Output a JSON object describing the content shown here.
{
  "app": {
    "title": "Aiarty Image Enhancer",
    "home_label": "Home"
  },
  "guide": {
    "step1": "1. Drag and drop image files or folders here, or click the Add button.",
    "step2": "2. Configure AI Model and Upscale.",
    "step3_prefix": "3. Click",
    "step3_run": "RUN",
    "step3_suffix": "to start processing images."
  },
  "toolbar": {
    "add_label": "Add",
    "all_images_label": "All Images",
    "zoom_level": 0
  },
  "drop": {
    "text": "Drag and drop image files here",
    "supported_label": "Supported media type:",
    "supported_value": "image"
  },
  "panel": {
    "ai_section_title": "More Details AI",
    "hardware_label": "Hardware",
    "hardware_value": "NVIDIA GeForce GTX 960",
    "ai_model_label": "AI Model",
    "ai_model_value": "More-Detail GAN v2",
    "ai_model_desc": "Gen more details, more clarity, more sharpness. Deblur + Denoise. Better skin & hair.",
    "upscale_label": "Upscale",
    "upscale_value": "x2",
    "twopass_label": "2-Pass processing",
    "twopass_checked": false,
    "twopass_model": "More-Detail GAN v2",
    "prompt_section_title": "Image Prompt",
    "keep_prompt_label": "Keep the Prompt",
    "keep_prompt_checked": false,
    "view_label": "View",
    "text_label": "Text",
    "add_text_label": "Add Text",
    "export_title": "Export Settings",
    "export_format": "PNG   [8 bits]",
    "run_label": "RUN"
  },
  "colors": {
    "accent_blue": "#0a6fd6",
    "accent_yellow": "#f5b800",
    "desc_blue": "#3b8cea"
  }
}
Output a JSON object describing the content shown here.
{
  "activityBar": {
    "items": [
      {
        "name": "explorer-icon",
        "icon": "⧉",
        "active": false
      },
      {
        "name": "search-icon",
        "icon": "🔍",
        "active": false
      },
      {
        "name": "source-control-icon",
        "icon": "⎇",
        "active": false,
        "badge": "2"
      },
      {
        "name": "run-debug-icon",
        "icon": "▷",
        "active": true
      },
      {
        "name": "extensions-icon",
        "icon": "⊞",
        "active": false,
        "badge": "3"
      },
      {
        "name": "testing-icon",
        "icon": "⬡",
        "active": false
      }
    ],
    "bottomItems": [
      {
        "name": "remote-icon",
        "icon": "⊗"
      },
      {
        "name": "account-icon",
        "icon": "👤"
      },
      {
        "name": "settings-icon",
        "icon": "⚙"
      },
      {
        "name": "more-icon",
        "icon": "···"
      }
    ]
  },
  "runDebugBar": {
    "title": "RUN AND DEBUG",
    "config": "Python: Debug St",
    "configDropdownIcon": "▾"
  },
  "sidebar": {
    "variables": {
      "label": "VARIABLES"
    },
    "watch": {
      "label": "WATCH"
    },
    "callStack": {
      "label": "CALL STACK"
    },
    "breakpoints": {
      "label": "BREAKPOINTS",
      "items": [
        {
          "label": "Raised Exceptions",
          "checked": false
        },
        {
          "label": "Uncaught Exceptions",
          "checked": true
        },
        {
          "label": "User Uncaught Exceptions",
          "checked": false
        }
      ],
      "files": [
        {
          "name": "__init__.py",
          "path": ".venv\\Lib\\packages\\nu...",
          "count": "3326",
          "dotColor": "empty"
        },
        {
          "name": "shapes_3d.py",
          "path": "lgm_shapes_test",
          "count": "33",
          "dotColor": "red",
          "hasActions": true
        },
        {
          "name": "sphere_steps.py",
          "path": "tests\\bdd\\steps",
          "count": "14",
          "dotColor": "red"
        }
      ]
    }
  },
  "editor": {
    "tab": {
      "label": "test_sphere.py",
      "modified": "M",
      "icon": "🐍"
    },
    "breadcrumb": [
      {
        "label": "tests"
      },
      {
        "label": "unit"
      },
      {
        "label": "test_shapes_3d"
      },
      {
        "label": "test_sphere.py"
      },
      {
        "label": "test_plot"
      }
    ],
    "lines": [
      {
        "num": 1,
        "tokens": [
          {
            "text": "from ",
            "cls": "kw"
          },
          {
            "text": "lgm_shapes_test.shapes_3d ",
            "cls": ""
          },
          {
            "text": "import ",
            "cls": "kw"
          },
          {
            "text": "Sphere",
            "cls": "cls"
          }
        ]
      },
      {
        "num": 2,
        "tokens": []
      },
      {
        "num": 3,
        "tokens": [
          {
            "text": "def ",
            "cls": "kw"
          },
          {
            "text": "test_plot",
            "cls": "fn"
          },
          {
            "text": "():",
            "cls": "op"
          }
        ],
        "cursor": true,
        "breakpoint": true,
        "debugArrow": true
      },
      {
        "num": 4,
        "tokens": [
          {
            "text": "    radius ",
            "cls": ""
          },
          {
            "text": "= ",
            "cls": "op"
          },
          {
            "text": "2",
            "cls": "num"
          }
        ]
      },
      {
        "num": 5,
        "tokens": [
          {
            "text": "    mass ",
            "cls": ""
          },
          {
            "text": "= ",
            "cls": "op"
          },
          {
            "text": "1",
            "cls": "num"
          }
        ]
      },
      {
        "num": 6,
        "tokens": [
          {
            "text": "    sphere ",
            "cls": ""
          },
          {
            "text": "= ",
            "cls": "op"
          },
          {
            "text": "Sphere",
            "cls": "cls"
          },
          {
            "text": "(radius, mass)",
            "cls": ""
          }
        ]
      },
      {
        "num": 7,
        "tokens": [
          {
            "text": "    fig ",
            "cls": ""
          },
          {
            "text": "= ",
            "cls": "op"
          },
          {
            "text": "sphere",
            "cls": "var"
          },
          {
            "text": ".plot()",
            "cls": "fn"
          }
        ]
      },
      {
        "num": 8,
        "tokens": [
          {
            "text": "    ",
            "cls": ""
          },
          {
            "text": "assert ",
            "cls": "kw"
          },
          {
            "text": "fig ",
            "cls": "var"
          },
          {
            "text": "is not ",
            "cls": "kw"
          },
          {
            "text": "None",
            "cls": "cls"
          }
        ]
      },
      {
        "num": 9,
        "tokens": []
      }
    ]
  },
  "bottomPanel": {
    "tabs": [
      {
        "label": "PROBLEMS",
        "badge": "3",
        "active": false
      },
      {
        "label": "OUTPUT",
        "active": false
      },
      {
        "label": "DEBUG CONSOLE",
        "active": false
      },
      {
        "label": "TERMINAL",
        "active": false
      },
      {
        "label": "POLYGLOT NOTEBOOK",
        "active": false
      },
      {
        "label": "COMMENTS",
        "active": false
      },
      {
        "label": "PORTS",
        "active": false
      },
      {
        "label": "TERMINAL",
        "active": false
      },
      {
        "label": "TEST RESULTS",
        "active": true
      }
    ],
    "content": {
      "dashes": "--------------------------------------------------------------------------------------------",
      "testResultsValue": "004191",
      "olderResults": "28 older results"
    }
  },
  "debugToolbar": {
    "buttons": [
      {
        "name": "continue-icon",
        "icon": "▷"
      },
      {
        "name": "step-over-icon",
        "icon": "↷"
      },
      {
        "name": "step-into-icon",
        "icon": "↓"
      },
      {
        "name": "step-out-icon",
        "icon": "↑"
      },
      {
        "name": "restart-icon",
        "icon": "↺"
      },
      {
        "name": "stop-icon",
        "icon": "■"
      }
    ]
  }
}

-------------------------

GIVEN EXERCISE ▸
Please quote every record above exactly as it appears.

FINAL RESULT ▸
Output a JSON object describing the content shown here.
{
  "app": {
    "title": "Aiarty Image Enhancer",
    "home_label": "Home"
  },
  "guide": {
    "step1": "1. Drag and drop image files or folders here, or click the Add button.",
    "step2": "2. Configure AI Model and Upscale.",
    "step3_prefix": "3. Click",
    "step3_run": "RUN",
    "step3_suffix": "to start processing images."
  },
  "toolbar": {
    "add_label": "Add",
    "all_images_label": "All Images",
    "zoom_level": 0
  },
  "drop": {
    "text": "Drag and drop image files here",
    "supported_label": "Supported media type:",
    "supported_value": "image"
  },
  "panel": {
    "ai_section_title": "More Details AI",
    "hardware_label": "Hardware",
    "hardware_value": "NVIDIA GeForce GTX 960",
    "ai_model_label": "AI Model",
    "ai_model_value": "More-Detail GAN v2",
    "ai_model_desc": "Gen more details, more clarity, more sharpness. Deblur + Denoise. Better skin & hair.",
    "upscale_label": "Upscale",
    "upscale_value": "x2",
    "twopass_label": "2-Pass processing",
    "twopass_checked": false,
    "twopass_model": "More-Detail GAN v2",
    "prompt_section_title": "Image Prompt",
    "keep_prompt_label": "Keep the Prompt",
    "keep_prompt_checked": false,
    "view_label": "View",
    "text_label": "Text",
    "add_text_label": "Add Text",
    "export_title": "Export Settings",
    "export_format": "PNG   [8 bits]",
    "run_label": "RUN"
  },
  "colors": {
    "accent_blue": "#0a6fd6",
    "accent_yellow": "#f5b800",
    "desc_blue": "#3b8cea"
  }
}
Output a JSON object describing the content shown here.
{
  "activityBar": {
    "items": [
      {
        "name": "explorer-icon",
        "icon": "⧉",
        "active": false
      },
      {
        "name": "search-icon",
        "icon": "🔍",
        "active": false
      },
      {
        "name": "source-control-icon",
        "icon": "⎇",
        "active": false,
        "badge": "2"
      },
      {
        "name": "run-debug-icon",
        "icon": "▷",
        "active": true
      },
      {
        "name": "extensions-icon",
        "icon": "⊞",
        "active": false,
        "badge": "3"
      },
      {
        "name": "testing-icon",
        "icon": "⬡",
        "active": false
      }
    ],
    "bottomItems": [
      {
        "name": "remote-icon",
        "icon": "⊗"
      },
      {
        "name": "account-icon",
        "icon": "👤"
      },
      {
        "name": "settings-icon",
        "icon": "⚙"
      },
      {
        "name": "more-icon",
        "icon": "···"
      }
    ]
  },
  "runDebugBar": {
    "title": "RUN AND DEBUG",
    "config": "Python: Debug St",
    "configDropdownIcon": "▾"
  },
  "sidebar": {
    "variables": {
      "label": "VARIABLES"
    },
    "watch": {
      "label": "WATCH"
    },
    "callStack": {
      "label": "CALL STACK"
    },
    "breakpoints": {
      "label": "BREAKPOINTS",
      "items": [
        {
          "label": "Raised Exceptions",
          "checked": false
        },
        {
          "label": "Uncaught Exceptions",
          "checked": true
        },
        {
          "label": "User Uncaught Exceptions",
          "checked": false
        }
      ],
      "files": [
        {
          "name": "__init__.py",
          "path": ".venv\\Lib\\packages\\nu...",
          "count": "3326",
          "dotColor": "empty"
        },
        {
          "name": "shapes_3d.py",
          "path": "lgm_shapes_test",
          "count": "33",
          "dotColor": "red",
          "hasActions": true
        },
        {
          "name": "sphere_steps.py",
          "path": "tests\\bdd\\steps",
          "count": "14",
          "dotColor": "red"
        }
      ]
    }
  },
  "editor": {
    "tab": {
      "label": "test_sphere.py",
      "modified": "M",
      "icon": "🐍"
    },
    "breadcrumb": [
      {
        "label": "tests"
      },
      {
        "label": "unit"
      },
      {
        "label": "test_shapes_3d"
      },
      {
        "label": "test_sphere.py"
      },
      {
        "label": "test_plot"
      }
    ],
    "lines": [
      {
        "num": 1,
        "tokens": [
          {
            "text": "from ",
            "cls": "kw"
          },
          {
            "text": "lgm_shapes_test.shapes_3d ",
            "cls": ""
          },
          {
            "text": "import ",
            "cls": "kw"
          },
          {
            "text": "Sphere",
            "cls": "cls"
          }
        ]
      },
      {
        "num": 2,
        "tokens": []
      },
      {
        "num": 3,
        "tokens": [
          {
            "text": "def ",
            "cls": "kw"
          },
          {
            "text": "test_plot",
            "cls": "fn"
          },
          {
            "text": "():",
            "cls": "op"
          }
        ],
        "cursor": true,
        "breakpoint": true,
        "debugArrow": true
      },
      {
        "num": 4,
        "tokens": [
          {
            "text": "    radius ",
            "cls": ""
          },
          {
            "text": "= ",
            "cls": "op"
          },
          {
            "text": "2",
            "cls": "num"
          }
        ]
      },
      {
        "num": 5,
        "tokens": [
          {
            "text": "    mass ",
            "cls": ""
          },
          {
            "text": "= ",
            "cls": "op"
          },
          {
            "text": "1",
            "cls": "num"
          }
        ]
      },
      {
        "num": 6,
        "tokens": [
          {
            "text": "    sphere ",
            "cls": ""
          },
          {
            "text": "= ",
            "cls": "op"
          },
          {
            "text": "Sphere",
            "cls": "cls"
          },
          {
            "text": "(radius, mass)",
            "cls": ""
          }
        ]
      },
      {
        "num": 7,
        "tokens": [
          {
            "text": "    fig ",
            "cls": ""
          },
          {
            "text": "= ",
            "cls": "op"
          },
          {
            "text": "sphere",
            "cls": "var"
          },
          {
            "text": ".plot()",
            "cls": "fn"
          }
        ]
      },
      {
        "num": 8,
        "tokens": [
          {
            "text": "    ",
            "cls": ""
          },
          {
            "text": "assert ",
            "cls": "kw"
          },
          {
            "text": "fig ",
            "cls": "var"
          },
          {
            "text": "is not ",
            "cls": "kw"
          },
          {
            "text": "None",
            "cls": "cls"
          }
        ]
      },
      {
        "num": 9,
        "tokens": []
      }
    ]
  },
  "bottomPanel": {
    "tabs": [
      {
        "label": "PROBLEMS",
        "badge": "3",
        "active": false
      },
      {
        "label": "OUTPUT",
        "active": false
      },
      {
        "label": "DEBUG CONSOLE",
        "active": false
      },
      {
        "label": "TERMINAL",
        "active": false
      },
      {
        "label": "POLYGLOT NOTEBOOK",
        "active": false
      },
      {
        "label": "COMMENTS",
        "active": false
      },
      {
        "label": "PORTS",
        "active": false
      },
      {
        "label": "TERMINAL",
        "active": false
      },
      {
        "label": "TEST RESULTS",
        "active": true
      }
    ],
    "content": {
      "dashes": "--------------------------------------------------------------------------------------------",
      "testResultsValue": "004191",
      "olderResults": "28 older results"
    }
  },
  "debugToolbar": {
    "buttons": [
      {
        "name": "continue-icon",
        "icon": "▷"
      },
      {
        "name": "step-over-icon",
        "icon": "↷"
      },
      {
        "name": "step-into-icon",
        "icon": "↓"
      },
      {
        "name": "step-out-icon",
        "icon": "↑"
      },
      {
        "name": "restart-icon",
        "icon": "↺"
      },
      {
        "name": "stop-icon",
        "icon": "■"
      }
    ]
  }
}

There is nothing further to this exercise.